* _Material provided_
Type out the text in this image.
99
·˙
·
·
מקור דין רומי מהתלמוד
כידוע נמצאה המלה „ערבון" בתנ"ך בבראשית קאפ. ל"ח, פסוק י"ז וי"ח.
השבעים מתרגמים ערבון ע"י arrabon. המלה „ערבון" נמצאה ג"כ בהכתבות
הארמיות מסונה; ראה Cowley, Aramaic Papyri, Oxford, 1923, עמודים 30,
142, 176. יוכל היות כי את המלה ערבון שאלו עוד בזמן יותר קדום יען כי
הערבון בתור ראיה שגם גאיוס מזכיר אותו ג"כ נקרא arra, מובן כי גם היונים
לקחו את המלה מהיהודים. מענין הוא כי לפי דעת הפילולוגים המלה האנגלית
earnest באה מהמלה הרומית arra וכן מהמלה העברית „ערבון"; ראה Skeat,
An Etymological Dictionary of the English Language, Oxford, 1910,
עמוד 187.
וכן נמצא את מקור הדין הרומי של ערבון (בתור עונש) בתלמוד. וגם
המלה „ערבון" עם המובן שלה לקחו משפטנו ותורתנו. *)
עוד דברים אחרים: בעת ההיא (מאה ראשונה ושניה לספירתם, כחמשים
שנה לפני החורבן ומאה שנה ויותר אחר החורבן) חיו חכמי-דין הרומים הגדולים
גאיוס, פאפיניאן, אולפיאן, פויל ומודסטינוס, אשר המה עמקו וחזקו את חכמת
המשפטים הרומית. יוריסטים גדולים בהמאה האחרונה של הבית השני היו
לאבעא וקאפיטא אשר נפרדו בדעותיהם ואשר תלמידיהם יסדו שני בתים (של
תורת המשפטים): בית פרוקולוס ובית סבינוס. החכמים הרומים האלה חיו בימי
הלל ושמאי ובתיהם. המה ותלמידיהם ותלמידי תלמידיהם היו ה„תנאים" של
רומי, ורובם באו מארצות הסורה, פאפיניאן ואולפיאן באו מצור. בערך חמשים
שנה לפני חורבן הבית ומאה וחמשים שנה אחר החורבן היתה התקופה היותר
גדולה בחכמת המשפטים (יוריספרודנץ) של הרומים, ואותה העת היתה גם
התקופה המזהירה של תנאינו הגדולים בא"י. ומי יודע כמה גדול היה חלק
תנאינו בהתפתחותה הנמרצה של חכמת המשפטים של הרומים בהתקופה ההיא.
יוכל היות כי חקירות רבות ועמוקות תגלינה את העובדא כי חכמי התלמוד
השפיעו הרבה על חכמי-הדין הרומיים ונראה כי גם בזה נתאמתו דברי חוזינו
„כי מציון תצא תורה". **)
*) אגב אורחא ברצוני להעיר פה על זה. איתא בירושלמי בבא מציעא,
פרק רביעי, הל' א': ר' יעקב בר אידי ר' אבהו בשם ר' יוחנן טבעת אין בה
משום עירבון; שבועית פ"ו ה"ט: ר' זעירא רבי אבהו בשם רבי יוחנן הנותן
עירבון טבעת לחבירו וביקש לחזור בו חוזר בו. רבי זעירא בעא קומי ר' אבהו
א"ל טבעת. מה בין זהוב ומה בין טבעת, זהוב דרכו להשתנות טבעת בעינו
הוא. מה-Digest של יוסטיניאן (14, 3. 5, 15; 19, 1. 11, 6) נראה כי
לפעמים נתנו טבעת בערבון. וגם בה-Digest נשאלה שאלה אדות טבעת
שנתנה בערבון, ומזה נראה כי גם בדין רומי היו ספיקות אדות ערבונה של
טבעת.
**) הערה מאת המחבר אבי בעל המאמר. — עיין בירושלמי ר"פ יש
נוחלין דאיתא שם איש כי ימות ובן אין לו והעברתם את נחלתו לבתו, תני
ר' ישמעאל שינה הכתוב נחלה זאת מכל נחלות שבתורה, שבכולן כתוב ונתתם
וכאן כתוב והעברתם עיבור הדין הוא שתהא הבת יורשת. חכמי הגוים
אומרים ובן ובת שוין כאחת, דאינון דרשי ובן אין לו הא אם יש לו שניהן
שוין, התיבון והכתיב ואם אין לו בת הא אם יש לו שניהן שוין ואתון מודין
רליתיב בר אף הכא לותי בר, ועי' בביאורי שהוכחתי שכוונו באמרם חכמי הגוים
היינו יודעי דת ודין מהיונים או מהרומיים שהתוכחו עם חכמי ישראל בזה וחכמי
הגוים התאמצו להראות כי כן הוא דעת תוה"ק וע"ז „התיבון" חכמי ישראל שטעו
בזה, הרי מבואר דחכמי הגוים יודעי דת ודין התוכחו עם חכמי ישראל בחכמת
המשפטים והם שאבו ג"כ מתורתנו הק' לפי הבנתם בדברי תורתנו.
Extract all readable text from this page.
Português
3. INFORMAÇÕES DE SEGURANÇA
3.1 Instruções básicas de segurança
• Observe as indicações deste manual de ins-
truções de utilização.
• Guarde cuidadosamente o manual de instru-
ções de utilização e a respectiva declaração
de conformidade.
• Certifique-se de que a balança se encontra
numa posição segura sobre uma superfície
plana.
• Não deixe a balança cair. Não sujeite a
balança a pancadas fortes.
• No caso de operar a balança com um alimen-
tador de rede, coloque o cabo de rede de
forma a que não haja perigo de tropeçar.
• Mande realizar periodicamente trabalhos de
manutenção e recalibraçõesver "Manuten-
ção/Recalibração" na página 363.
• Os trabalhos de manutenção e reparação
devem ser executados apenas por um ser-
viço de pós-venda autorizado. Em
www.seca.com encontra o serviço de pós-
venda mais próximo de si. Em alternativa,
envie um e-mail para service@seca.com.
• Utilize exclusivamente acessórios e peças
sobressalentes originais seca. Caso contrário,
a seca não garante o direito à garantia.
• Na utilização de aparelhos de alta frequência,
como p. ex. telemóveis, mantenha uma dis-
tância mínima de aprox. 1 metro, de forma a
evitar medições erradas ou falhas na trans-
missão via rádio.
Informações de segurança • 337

* _Stated task_
Find every line that holds "יוכל" and copy it.

* _Result of this exercise_
142, 176. יוכל היות כי את המלה ערבון שאלו עוד בזמן יותר קדום יען כי
יוכל היות כי חקירות רבות ועמוקות תגלינה את העובדא כי חכמי התלמוד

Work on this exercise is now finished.